▸ **MATERIAL SHOWN**
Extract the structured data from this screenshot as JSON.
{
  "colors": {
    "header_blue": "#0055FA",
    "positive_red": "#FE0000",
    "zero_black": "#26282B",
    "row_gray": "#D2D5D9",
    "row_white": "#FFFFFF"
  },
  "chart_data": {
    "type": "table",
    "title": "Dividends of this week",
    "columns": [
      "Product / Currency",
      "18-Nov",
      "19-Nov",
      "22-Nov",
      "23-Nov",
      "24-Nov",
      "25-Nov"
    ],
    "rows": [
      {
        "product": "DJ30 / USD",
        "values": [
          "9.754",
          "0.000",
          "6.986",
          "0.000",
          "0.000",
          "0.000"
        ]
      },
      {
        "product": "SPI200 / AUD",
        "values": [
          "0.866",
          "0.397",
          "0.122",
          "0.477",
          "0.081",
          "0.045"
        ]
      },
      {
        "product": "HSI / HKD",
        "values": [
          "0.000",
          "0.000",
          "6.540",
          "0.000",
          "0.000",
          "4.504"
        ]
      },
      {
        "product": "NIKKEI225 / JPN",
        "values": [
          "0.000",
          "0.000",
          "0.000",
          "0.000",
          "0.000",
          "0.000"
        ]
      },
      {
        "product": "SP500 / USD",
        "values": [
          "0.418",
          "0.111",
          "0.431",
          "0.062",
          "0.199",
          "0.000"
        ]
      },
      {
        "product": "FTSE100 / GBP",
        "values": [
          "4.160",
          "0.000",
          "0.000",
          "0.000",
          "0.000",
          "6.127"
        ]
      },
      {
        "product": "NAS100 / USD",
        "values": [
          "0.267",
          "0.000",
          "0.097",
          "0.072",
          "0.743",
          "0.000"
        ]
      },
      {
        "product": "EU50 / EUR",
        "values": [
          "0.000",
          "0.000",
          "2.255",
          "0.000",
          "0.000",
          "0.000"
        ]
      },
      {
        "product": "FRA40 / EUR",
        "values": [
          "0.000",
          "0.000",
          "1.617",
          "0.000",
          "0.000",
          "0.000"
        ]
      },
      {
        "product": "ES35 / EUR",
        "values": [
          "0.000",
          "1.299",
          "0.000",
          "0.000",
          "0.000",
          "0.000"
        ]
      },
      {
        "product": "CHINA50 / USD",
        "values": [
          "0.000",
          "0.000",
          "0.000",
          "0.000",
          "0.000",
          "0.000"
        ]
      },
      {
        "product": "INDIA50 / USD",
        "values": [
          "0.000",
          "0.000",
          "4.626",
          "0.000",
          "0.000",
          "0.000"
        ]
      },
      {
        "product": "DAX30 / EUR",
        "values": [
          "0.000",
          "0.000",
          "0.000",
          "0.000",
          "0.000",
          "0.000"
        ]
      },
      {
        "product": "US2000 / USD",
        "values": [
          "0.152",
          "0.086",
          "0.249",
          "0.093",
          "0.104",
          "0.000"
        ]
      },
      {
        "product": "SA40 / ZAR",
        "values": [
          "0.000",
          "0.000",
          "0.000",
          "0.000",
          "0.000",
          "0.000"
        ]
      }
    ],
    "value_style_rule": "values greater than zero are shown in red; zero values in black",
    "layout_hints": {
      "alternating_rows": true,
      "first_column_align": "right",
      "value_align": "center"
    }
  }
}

▸ **TASK GOAL**
Please quote every record above exactly as it appears.

▸ **EXERCISE SOLUTION**
Extract the structured data from this screenshot as JSON.
{
  "colors": {
    "header_blue": "#0055FA",
    "positive_red": "#FE0000",
    "zero_black": "#26282B",
    "row_gray": "#D2D5D9",
    "row_white": "#FFFFFF"
  },
  "chart_data": {
    "type": "table",
    "title": "Dividends of this week",
    "columns": [
      "Product / Currency",
      "18-Nov",
      "19-Nov",
      "22-Nov",
      "23-Nov",
      "24-Nov",
      "25-Nov"
    ],
    "rows": [
      {
        "product": "DJ30 / USD",
        "values": [
          "9.754",
          "0.000",
          "6.986",
          "0.000",
          "0.000",
          "0.000"
        ]
      },
      {
        "product": "SPI200 / AUD",
        "values": [
          "0.866",
          "0.397",
          "0.122",
          "0.477",
          "0.081",
          "0.045"
        ]
      },
      {
        "product": "HSI / HKD",
        "values": [
          "0.000",
          "0.000",
          "6.540",
          "0.000",
          "0.000",
          "4.504"
        ]
      },
      {
        "product": "NIKKEI225 / JPN",
        "values": [
          "0.000",
          "0.000",
          "0.000",
          "0.000",
          "0.000",
          "0.000"
        ]
      },
      {
        "product": "SP500 / USD",
        "values": [
          "0.418",
          "0.111",
          "0.431",
          "0.062",
          "0.199",
          "0.000"
        ]
      },
      {
        "product": "FTSE100 / GBP",
        "values": [
          "4.160",
          "0.000",
          "0.000",
          "0.000",
          "0.000",
          "6.127"
        ]
      },
      {
        "product": "NAS100 / USD",
        "values": [
          "0.267",
          "0.000",
          "0.097",
          "0.072",
          "0.743",
          "0.000"
        ]
      },
      {
        "product": "EU50 / EUR",
        "values": [
          "0.000",
          "0.000",
          "2.255",
          "0.000",
          "0.000",
          "0.000"
        ]
      },
      {
        "product": "FRA40 / EUR",
        "values": [
          "0.000",
          "0.000",
          "1.617",
          "0.000",
          "0.000",
          "0.000"
        ]
      },
      {
        "product": "ES35 / EUR",
        "values": [
          "0.000",
          "1.299",
          "0.000",
          "0.000",
          "0.000",
          "0.000"
        ]
      },
      {
        "product": "CHINA50 / USD",
        "values": [
          "0.000",
          "0.000",
          "0.000",
          "0.000",
          "0.000",
          "0.000"
        ]
      },
      {
        "product": "INDIA50 / USD",
        "values": [
          "0.000",
          "0.000",
          "4.626",
          "0.000",
          "0.000",
          "0.000"
        ]
      },
      {
        "product": "DAX30 / EUR",
        "values": [
          "0.000",
          "0.000",
          "0.000",
          "0.000",
          "0.000",
          "0.000"
        ]
      },
      {
        "product": "US2000 / USD",
        "values": [
          "0.152",
          "0.086",
          "0.249",
          "0.093",
          "0.104",
          "0.000"
        ]
      },
      {
        "product": "SA40 / ZAR",
        "values": [
          "0.000",
          "0.000",
          "0.000",
          "0.000",
          "0.000",
          "0.000"
        ]
      }
    ],
    "value_style_rule": "values greater than zero are shown in red; zero values in black",
    "layout_hints": {
      "alternating_rows": true,
      "first_column_align": "right",
      "value_align": "center"
    }
  }
}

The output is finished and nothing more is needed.